◆ **WHAT YOU WILL DO**:
Copy only what runs from the line containing "Serialize everything readable" through the end of the material below, line for line, with both ends included.

◆ **SUPPLIED MATERIAL**:
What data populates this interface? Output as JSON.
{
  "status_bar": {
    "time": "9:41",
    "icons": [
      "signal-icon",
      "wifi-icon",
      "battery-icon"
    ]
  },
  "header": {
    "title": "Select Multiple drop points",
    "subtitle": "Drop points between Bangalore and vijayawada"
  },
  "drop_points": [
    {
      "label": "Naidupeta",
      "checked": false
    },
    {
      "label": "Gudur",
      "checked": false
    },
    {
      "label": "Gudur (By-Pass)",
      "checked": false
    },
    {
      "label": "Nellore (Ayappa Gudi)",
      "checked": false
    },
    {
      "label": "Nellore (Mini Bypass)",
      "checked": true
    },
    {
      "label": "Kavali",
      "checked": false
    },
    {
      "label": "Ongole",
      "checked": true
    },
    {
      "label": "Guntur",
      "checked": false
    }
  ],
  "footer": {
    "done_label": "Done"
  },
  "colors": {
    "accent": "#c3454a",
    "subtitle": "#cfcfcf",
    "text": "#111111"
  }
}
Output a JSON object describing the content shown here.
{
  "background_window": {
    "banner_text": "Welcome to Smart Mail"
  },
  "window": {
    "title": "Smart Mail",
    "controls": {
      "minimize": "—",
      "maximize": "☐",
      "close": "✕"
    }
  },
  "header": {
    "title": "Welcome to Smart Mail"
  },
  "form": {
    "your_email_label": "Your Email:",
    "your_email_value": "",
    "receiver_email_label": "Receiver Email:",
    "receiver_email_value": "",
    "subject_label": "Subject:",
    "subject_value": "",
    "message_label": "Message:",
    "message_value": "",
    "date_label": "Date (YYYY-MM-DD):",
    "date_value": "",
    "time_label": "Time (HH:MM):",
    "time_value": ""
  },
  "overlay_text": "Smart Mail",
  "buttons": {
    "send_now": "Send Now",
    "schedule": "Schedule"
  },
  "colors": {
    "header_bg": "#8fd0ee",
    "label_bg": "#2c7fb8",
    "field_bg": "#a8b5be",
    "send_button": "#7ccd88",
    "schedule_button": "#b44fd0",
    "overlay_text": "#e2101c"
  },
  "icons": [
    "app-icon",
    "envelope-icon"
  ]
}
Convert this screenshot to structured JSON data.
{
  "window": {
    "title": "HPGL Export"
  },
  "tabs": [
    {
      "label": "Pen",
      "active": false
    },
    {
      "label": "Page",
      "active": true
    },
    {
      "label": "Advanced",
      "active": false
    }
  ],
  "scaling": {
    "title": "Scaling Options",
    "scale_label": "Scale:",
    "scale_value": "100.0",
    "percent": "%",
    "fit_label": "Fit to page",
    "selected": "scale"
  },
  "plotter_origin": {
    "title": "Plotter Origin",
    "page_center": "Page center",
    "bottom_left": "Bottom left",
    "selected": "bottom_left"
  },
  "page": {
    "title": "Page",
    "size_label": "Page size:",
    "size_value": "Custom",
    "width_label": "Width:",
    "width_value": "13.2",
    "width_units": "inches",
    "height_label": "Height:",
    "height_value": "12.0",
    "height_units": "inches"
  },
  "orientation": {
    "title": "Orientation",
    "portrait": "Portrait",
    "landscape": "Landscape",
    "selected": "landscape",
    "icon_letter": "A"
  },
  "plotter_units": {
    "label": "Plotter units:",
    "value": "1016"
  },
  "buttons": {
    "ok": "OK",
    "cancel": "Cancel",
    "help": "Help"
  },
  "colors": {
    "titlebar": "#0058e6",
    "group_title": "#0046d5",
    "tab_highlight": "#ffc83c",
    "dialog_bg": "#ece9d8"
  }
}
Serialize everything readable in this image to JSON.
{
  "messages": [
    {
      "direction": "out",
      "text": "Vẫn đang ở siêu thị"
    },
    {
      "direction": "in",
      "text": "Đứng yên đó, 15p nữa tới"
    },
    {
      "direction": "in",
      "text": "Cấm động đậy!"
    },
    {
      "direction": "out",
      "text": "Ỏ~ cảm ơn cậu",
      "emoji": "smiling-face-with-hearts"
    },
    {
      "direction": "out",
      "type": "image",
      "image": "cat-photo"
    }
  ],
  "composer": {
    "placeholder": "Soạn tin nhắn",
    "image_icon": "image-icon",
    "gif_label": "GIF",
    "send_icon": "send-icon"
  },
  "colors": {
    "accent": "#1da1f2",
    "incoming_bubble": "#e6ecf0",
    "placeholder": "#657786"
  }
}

◆ **TASK OUTPUT**:
Serialize everything readable in this image to JSON.
{
  "messages": [
    {
      "direction": "out",
      "text": "Vẫn đang ở siêu thị"
    },
    {
      "direction": "in",
      "text": "Đứng yên đó, 15p nữa tới"
    },
    {
      "direction": "in",
      "text": "Cấm động đậy!"
    },
    {
      "direction": "out",
      "text": "Ỏ~ cảm ơn cậu",
      "emoji": "smiling-face-with-hearts"
    },
    {
      "direction": "out",
      "type": "image",
      "image": "cat-photo"
    }
  ],
  "composer": {
    "placeholder": "Soạn tin nhắn",
    "image_icon": "image-icon",
    "gif_label": "GIF",
    "send_icon": "send-icon"
  },
  "colors": {
    "accent": "#1da1f2",
    "incoming_bubble": "#e6ecf0",
    "placeholder": "#657786"
  }
}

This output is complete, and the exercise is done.